-- begin Material supplied --
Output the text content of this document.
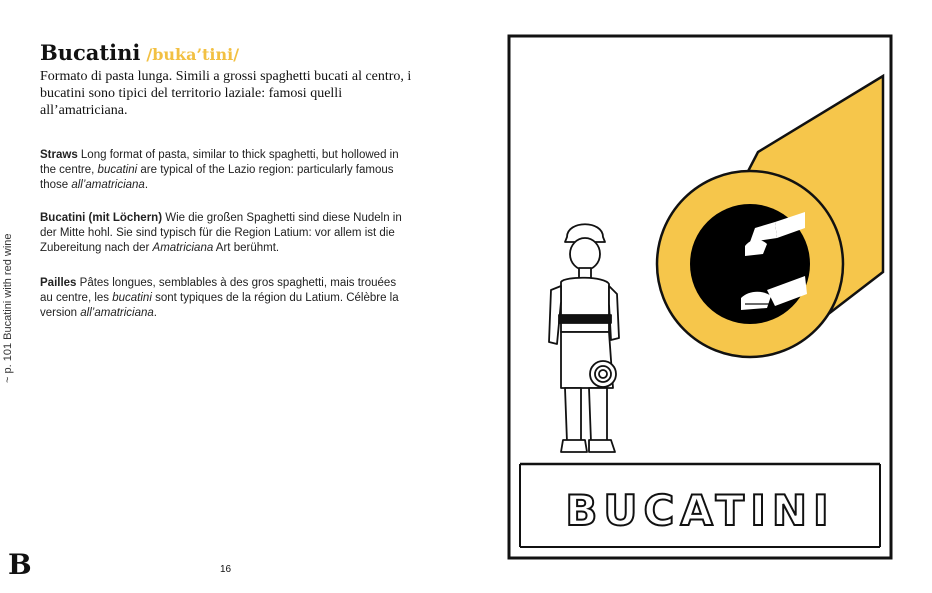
Bucatini /buka’tini/
Formato di pasta lunga. Simili a grossi spaghetti bucati al centro, i bucatini sono tipici del territorio laziale: famosi quelli all’amatriciana.
Straws Long format of pasta, similar to thick spaghetti, but hollowed in the centre, bucatini are typical of the Lazio region: particularly famous those all’amatriciana.
Bucatini (mit Löchern) Wie die großen Spaghetti sind diese Nudeln in der Mitte hohl. Sie sind typisch für die Region Latium: vor allem ist die Zubereitung nach der Amatriciana Art berühmt.
Pailles Pâtes longues, semblables à des gros spaghetti, mais trouées au centre, les bucatini sont typiques de la région du Latium. Célèbre la version all’amatriciana.
~ p. 101 Bucatini with red wine
B	16
BUCATINI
-- end Material supplied --
▶ Written request: Output the records above exactly; leave out the pictures.

▶ Output for this task:
Output the text content of this document.
Bucatini /buka’tini/
Formato di pasta lunga. Simili a grossi spaghetti bucati al centro, i bucatini sono tipici del territorio laziale: famosi quelli all’amatriciana.
Straws Long format of pasta, similar to thick spaghetti, but hollowed in the centre, bucatini are typical of the Lazio region: particularly famous those all’amatriciana.
Bucatini (mit Löchern) Wie die großen Spaghetti sind diese Nudeln in der Mitte hohl. Sie sind typisch für die Region Latium: vor allem ist die Zubereitung nach der Amatriciana Art berühmt.
Pailles Pâtes longues, semblables à des gros spaghetti, mais trouées au centre, les bucatini sont typiques de la région du Latium. Célèbre la version all’amatriciana.
~ p. 101 Bucatini with red wine
B	16
BUCATINI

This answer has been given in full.